Exact repetition is required: output every record in full.

Saved data entries
□ □ □ □ □ □ □
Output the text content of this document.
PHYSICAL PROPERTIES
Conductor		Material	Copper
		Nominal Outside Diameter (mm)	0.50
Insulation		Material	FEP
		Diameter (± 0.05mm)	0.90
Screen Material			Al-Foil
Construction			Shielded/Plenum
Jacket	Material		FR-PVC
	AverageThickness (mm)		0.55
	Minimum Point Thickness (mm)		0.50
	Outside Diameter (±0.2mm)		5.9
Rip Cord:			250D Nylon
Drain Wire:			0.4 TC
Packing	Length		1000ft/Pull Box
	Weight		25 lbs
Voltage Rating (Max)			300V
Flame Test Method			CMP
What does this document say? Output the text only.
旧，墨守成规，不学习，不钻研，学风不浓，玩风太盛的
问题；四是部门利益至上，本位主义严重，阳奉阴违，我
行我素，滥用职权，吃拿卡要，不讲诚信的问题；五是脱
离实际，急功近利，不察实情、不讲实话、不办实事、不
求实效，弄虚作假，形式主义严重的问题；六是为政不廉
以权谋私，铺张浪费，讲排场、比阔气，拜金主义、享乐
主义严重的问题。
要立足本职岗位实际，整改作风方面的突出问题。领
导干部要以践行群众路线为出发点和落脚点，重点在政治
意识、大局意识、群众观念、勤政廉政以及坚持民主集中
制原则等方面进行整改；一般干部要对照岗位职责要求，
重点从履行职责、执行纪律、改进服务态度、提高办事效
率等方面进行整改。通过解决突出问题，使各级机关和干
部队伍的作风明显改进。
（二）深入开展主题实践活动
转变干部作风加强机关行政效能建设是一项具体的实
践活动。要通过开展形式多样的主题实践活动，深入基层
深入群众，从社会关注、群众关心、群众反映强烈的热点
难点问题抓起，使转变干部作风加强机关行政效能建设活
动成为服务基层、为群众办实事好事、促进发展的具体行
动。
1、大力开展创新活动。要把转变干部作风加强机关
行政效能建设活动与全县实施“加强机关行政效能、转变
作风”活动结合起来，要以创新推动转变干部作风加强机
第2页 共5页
□ □ □ □ □ □ □
**FULL OUTPUT:**
Output the text content of this document.
PHYSICAL PROPERTIES
Conductor		Material	Copper
		Nominal Outside Diameter (mm)	0.50
Insulation		Material	FEP
		Diameter (± 0.05mm)	0.90
Screen Material			Al-Foil
Construction			Shielded/Plenum
Jacket	Material		FR-PVC
	AverageThickness (mm)		0.55
	Minimum Point Thickness (mm)		0.50
	Outside Diameter (±0.2mm)		5.9
Rip Cord:			250D Nylon
Drain Wire:			0.4 TC
Packing	Length		1000ft/Pull Box
	Weight		25 lbs
Voltage Rating (Max)			300V
Flame Test Method			CMP
What does this document say? Output the text only.
旧，墨守成规，不学习，不钻研，学风不浓，玩风太盛的
问题；四是部门利益至上，本位主义严重，阳奉阴违，我
行我素，滥用职权，吃拿卡要，不讲诚信的问题；五是脱
离实际，急功近利，不察实情、不讲实话、不办实事、不
求实效，弄虚作假，形式主义严重的问题；六是为政不廉
以权谋私，铺张浪费，讲排场、比阔气，拜金主义、享乐
主义严重的问题。
要立足本职岗位实际，整改作风方面的突出问题。领
导干部要以践行群众路线为出发点和落脚点，重点在政治
意识、大局意识、群众观念、勤政廉政以及坚持民主集中
制原则等方面进行整改；一般干部要对照岗位职责要求，
重点从履行职责、执行纪律、改进服务态度、提高办事效
率等方面进行整改。通过解决突出问题，使各级机关和干
部队伍的作风明显改进。
（二）深入开展主题实践活动
转变干部作风加强机关行政效能建设是一项具体的实
践活动。要通过开展形式多样的主题实践活动，深入基层
深入群众，从社会关注、群众关心、群众反映强烈的热点
难点问题抓起，使转变干部作风加强机关行政效能建设活
动成为服务基层、为群众办实事好事、促进发展的具体行
动。
1、大力开展创新活动。要把转变干部作风加强机关
行政效能建设活动与全县实施“加强机关行政效能、转变
作风”活动结合起来，要以创新推动转变干部作风加强机
第2页 共5页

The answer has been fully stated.